RECORDS SUPPLIED —
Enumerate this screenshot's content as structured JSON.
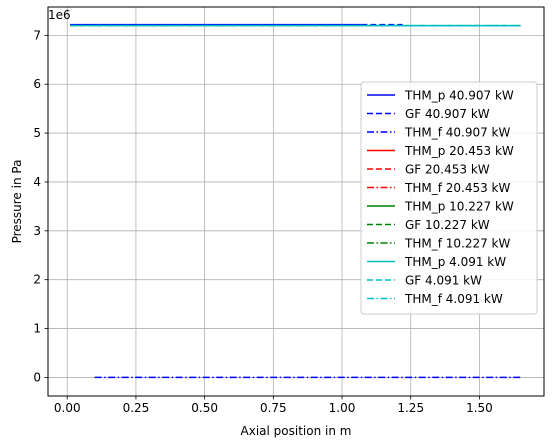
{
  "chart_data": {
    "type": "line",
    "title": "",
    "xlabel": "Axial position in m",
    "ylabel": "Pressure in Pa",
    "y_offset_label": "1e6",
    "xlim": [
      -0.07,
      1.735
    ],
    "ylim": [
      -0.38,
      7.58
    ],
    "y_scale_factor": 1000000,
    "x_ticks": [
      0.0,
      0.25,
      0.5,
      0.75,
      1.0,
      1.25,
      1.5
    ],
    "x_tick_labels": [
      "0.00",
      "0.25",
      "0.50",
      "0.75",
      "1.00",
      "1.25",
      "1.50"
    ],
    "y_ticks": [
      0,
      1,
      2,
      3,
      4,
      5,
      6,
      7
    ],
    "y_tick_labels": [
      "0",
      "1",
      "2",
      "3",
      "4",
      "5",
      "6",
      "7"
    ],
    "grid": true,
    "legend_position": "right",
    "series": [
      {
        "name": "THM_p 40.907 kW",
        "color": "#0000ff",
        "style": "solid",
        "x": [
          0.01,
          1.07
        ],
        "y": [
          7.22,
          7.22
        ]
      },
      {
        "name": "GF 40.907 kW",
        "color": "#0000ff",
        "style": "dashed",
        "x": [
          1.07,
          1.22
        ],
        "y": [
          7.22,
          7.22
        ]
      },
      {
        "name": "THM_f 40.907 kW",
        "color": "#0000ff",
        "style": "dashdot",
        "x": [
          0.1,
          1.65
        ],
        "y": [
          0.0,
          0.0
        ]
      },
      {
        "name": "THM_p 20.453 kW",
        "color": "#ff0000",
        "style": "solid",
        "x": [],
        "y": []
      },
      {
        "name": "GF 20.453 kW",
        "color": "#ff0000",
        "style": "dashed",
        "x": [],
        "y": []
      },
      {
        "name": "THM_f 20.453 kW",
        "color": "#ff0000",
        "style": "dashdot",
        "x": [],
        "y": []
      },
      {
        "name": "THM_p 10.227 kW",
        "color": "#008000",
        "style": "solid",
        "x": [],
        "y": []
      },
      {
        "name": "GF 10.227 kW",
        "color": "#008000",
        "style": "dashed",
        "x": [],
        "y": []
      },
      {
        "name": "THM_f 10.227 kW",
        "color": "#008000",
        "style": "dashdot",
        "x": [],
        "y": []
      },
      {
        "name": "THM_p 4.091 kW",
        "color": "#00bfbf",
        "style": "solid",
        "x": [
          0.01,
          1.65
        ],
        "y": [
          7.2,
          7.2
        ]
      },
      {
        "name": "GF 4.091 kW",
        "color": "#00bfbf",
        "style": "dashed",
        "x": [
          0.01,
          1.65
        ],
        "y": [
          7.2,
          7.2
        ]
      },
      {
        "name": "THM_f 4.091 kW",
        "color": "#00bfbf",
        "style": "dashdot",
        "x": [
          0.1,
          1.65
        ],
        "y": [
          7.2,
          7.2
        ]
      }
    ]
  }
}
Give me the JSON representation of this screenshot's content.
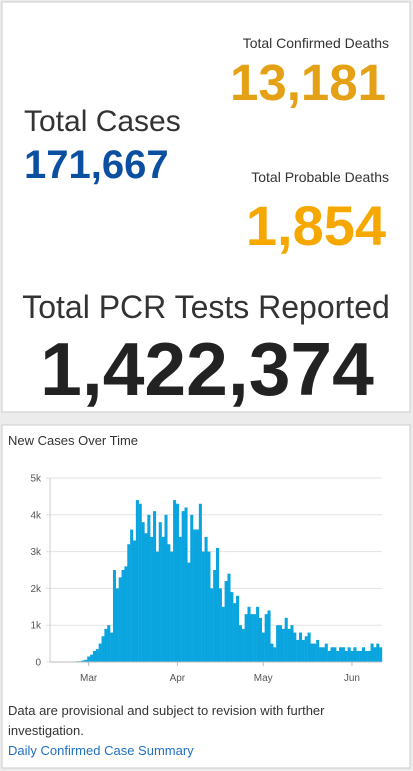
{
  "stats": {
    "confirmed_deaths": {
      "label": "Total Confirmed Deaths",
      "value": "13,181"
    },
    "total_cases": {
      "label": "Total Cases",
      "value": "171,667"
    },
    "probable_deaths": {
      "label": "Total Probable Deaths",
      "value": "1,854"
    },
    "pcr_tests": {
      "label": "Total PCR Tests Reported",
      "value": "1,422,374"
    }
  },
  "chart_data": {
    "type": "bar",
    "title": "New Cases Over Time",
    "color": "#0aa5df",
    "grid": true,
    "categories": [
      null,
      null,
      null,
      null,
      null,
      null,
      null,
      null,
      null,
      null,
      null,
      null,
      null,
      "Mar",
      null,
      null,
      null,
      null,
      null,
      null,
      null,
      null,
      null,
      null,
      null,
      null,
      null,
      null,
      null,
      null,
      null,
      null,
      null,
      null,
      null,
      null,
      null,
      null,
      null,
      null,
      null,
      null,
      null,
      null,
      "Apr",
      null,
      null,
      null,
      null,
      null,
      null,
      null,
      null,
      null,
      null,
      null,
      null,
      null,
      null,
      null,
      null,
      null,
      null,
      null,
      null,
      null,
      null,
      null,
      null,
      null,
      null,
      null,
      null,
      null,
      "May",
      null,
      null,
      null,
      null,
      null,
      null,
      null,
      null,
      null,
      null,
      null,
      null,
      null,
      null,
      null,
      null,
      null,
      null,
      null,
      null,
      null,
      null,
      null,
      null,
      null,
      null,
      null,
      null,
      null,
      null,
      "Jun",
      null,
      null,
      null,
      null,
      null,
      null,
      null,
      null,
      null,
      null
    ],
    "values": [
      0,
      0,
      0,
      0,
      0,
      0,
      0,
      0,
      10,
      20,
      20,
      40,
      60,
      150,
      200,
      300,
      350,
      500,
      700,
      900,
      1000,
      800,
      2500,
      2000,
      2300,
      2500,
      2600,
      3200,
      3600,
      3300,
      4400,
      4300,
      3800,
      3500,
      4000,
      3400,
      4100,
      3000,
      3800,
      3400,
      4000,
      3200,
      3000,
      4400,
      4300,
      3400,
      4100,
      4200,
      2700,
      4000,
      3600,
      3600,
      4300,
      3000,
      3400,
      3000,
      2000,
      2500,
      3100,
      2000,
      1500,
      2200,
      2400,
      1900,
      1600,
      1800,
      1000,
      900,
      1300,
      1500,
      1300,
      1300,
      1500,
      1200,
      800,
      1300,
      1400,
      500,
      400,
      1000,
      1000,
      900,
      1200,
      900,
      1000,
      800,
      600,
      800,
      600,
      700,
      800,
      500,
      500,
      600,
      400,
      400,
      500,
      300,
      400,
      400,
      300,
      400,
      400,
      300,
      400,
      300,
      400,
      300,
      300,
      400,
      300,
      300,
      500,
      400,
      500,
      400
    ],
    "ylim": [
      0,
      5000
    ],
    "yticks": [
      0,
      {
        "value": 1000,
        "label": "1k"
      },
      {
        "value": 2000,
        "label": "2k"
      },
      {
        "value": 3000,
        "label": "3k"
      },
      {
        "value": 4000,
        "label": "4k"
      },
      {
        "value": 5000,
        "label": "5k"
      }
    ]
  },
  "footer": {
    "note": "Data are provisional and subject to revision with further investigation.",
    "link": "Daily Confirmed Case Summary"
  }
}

REQUIREMENT — Check each line of the records for the word "content" and extract those that contain it.

REPLY TO THE TASK —
Enumerate this screenshot's content as structured JSON.
Give me the JSON representation of this screenshot's content.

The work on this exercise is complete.